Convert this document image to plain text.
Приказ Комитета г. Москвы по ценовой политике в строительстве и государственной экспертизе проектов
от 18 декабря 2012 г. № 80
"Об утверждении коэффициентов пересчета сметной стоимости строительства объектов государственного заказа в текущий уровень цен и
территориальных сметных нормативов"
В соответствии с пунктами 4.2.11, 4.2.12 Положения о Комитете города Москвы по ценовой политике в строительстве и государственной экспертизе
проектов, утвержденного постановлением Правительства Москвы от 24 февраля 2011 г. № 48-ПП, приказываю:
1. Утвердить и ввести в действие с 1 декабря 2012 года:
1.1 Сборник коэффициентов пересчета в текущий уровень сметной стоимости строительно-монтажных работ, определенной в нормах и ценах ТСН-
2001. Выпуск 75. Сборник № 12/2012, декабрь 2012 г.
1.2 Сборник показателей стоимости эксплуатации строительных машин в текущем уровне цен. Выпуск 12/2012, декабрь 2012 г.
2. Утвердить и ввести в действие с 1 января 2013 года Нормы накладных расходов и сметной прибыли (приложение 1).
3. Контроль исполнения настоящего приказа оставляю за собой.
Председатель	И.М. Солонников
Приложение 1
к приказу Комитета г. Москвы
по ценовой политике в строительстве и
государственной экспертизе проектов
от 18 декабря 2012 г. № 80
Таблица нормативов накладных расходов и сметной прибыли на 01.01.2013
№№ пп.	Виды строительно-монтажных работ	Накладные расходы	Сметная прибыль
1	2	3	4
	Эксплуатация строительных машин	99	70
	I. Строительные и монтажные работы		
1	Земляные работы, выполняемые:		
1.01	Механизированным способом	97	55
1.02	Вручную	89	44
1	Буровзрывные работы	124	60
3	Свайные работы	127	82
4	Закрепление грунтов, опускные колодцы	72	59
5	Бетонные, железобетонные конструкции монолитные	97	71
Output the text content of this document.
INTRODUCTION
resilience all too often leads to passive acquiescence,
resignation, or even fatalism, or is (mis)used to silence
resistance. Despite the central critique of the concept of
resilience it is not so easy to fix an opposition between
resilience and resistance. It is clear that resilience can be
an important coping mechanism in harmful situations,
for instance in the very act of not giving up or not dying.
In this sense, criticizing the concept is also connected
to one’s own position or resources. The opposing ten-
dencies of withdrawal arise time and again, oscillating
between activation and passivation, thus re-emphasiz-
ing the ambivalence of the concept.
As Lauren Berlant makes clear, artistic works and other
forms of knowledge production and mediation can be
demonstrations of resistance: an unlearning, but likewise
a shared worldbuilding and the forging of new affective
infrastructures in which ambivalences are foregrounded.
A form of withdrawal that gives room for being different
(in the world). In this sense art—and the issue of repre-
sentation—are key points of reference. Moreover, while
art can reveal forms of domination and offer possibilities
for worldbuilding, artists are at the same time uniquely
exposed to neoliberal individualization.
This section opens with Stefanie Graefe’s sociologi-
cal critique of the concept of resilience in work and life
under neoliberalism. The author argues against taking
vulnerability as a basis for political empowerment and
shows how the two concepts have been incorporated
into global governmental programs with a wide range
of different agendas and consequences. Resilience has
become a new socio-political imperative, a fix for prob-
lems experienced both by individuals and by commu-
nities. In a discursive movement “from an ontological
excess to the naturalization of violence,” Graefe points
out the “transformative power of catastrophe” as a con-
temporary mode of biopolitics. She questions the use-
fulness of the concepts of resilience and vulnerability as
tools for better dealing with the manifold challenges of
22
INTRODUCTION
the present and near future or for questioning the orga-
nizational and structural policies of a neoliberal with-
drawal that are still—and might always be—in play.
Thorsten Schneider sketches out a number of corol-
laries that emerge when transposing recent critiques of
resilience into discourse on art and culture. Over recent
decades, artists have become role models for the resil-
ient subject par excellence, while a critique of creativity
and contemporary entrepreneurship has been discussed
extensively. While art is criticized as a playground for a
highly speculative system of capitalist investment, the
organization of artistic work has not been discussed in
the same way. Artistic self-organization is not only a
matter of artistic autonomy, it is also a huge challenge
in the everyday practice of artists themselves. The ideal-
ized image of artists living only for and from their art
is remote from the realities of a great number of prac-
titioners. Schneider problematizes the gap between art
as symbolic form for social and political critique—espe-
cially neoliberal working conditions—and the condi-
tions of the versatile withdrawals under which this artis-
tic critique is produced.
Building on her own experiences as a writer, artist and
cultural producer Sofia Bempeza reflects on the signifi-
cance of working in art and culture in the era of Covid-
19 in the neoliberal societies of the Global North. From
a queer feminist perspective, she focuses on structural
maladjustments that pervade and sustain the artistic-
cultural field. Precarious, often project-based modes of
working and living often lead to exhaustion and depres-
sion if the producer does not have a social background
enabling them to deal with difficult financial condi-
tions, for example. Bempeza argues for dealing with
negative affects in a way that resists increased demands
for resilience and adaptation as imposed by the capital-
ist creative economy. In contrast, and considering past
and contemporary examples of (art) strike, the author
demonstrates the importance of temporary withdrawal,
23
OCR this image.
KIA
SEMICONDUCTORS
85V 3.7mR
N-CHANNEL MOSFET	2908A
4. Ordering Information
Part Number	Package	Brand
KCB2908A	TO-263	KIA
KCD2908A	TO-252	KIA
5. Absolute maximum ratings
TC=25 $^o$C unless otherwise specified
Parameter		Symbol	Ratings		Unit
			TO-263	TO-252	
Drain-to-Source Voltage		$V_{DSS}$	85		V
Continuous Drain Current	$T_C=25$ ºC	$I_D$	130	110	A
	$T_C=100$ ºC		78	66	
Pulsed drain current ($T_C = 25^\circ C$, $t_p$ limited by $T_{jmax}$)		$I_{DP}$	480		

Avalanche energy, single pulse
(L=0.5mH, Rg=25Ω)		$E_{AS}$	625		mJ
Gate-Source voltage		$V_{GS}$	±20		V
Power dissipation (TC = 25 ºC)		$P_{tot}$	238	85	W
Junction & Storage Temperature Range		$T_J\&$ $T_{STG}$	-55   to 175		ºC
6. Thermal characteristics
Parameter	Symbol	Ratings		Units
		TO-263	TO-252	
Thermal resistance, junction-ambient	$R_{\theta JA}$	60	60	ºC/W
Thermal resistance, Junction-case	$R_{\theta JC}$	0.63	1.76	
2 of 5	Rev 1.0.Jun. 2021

· · · · · · ·

Stated exercise: Exactly how many lines of the listing above contain the string "often"? Give no more than the number.

Exercise result: 3